• [Reading text]
--- BEGIN ---

Reading through it will give you an idea of what to expect if you're planning to travel above treeline, especially this:
Given the recent heavy snowfall in parts of our forecast zones, expect the potential for avalanches at higher elevations as conditions for storm slab and loose dry avalanches (primarily) will be present this weekend where anchoring is insufficient.

For more reading about early season avalanche hazard check out this short paper by Avalanche Canada.

Have fun out there but please be safe!

Saturday, October 28, 2017

Muir Snowfield and Summer Conditions in October

Low snow conditions still exist on Mount Rainier.

After a few good punches of cold precipitation skiers have begun spooling up for winter. The parking lot at Paradise has been filling up earlier and there's a lot more cars with ski racks and cargo boxes. Tales of skiing from Camp Muir all the way to Paradise have also been popping up online.

At the tail end of the big snow dumps we experienced a pretty good atmospheric river event with lots of wind as well as a lot of really warm precipitation. That event looks like it triggered a decent avalanche cycle from approximately 7,500' to 8,500'. The evidence that there was instability in the snowpack should serve to caution the early season go-getter's. It's not the worst idea to start your season out nice and slow and keep the terrain choices conservative.


A large crown and avalanche debris on Wapowety Cleaver.


The cycle has subsided now and in the past few days the sun has come out and temps have turned unseasonably warm. This has resulted in some nice corn skiing conditions on the Muir Snowfield. Today (Saturday, October 28) a ranger counted 72 skiers on the snowfield along with several hikers and snowshoers all taking advantage of the nice weather.

--- END ---

• [Exercises to complete]
1. According to the Mount Rainier conditions post, how many skiers did a ranger count on the Muir Snowfield on Saturday, October 28?
2. Carry on the Mount Rainier conditions post past its final sentence.

• [Raw data]
--- BEGIN ---

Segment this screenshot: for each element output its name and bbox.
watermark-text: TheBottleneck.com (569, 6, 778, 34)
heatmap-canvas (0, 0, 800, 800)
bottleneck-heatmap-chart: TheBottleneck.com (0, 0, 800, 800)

--- END ---

• [In response]
1. 72 skiers.

2.
There is patchy snow from just above Paradise but the continuous snow does not start until above Pebble Creek (7,200') and so walking up and down from there is pretty much mandatory. This makes your footwear strategy hard to figure out. Running shoes or light hikers would be great to carry up but the trail is muddy, full of puddles and the snow patches are slushy. Low top shoes will get soaked. Hiking or climbing boots will keep your feet drier, of course they're heavy. The last option is to just walk in your ski boots but that is really tough on the feet and can put a lot of wear and tear on the gear. All three techniques were in full display on Saturday.

Above Pebble Creek the snowfield is fairly smooth with just a little wind effect here and there. The best skiing is between 10,000' and 8,000' with the lower stuff not freezing well overnight and staying slushy. The road will be open 24 hours a day until the next round of storms forces us to shut it down so take advantage of the ability to get an early start. It's probably best to start your descent before 1:00 PM to get good snow conditions. The late afternoon snow could be pretty tough to ski/board on.

Ski tracks in soft snow lead to the toe of the Muir Snowfield.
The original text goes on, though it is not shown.